── TEXT PASSAGE

Monday, October 1, 2012

mattiniero


 the past two days i've had a total of five hours and fifteen minutes of sleep.
at eleven pm i gave up on trying to sleep and indulged into an old favourite novel,
i was having so much fun reading and laughing so hard..
turned to a clock and its four am?! i'm seventeen pages away from ending it.
i am so tired that i cant sleep.
gripped by insomnia, again.
 yesterday night my friends called and wanted to suprise sean & i, they picked us up thirty
minutes later which was so cute because they live an hour away & were already on their way
just thought it was just so sweet that they wanted to pick us up, even though i have a car.
i'm so lucky to have friends like that,  we stayed up all night, making up games
to play that involved drawing, guessing,reading, dancing, and trying not be to
completely distracted by their new white kitten.
that they named booger sugar. haha i thought it was a strange name
they didn't know if they were going to keep him at first because he kind of just showed up,
but everyone loves him, he is staying & the joke name just stuck.
..although i didnt know the name meant anything. they didnt mean it to,
 it just suprises me how sheltered i still am. today we spent the day in their living room
passing around books with interesting stories, profound quotes & crazy facts. when
we liked one so much we shared it with everyone. we also threw in a random
book where the sidewalk ends because that book is always fun. drank tea, and talked a lot.
sprawled out across the floor or sitting on the couch, we just enjoyed eachother and the day today.
 i wonder if anyone else in this generation also goes without tv & computer purposely for days to
just really be involved in life anymore. (not having access to cable or internet doesnt count)
like having a debit card and never touching the money, makes me personally feel like the money isn't real.
people have tablets now.. but to me it seems like theyre missing out on half the point. touching the book, opening it, the way it smells, seeing someones name and a little note from the person who gave it to them in cursive handwriting that is dulling out from being written in pencil, and having to actually bookmark it. thats half the fun to me. i know its the way of the world to change, and i should be used to it by now. it reminds me of that line in that one bright eyes song "you think after 22 years, id be used to the spin". its actually just like that line.
  on another note i've begun writing again. music. which feels so good! my good friend kyle wants to record some stuff for fun soon so that's exciting. i cant wait, really.

────
── ENTRIES PROVIDED

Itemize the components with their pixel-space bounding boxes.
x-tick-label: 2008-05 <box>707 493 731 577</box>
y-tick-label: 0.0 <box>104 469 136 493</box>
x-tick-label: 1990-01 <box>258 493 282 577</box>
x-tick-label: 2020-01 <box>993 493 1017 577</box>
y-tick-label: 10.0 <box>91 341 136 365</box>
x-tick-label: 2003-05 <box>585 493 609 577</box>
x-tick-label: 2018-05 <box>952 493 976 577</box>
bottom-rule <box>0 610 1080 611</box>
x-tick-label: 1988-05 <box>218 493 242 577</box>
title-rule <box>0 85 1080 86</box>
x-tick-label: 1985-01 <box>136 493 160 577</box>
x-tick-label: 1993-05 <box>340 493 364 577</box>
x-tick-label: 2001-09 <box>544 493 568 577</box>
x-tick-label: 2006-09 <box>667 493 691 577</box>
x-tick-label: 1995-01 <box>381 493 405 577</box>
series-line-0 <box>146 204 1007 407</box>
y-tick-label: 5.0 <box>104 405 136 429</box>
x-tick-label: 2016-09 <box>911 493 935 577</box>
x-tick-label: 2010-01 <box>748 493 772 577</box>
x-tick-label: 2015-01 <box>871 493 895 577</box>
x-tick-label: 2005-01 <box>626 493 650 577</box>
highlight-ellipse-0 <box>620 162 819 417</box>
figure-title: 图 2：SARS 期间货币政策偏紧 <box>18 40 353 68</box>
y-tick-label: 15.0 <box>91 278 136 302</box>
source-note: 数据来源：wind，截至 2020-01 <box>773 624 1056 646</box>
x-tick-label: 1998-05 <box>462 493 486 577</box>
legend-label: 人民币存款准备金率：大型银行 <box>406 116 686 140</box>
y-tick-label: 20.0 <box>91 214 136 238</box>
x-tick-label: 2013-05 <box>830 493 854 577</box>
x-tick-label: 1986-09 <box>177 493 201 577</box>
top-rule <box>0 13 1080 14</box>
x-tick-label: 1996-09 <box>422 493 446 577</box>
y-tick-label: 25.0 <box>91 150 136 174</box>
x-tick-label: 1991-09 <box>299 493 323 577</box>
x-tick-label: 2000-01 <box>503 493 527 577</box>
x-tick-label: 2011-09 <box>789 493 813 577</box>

────

*WHAT YOU NEED TO DO*.
1. In the blog post, rewrite the part that opens with the words containing "i am so tired" and closes with "new white kitten.", changing "kitten" to "cat".
2. According to the blog post, how much sleep did the writer get over the past two days?

*LIST OF ANSWERS*.
1.
i am so tired that i cant sleep.
gripped by insomnia, again.
 yesterday night my friends called and wanted to suprise sean & i, they picked us up thirty
minutes later which was so cute because they live an hour away & were already on their way
just thought it was just so sweet that they wanted to pick us up, even though i have a car.
i'm so lucky to have friends like that,  we stayed up all night, making up games
to play that involved drawing, guessing,reading, dancing, and trying not be to
completely distracted by their new white cat.

2. Five hours and fifteen minutes.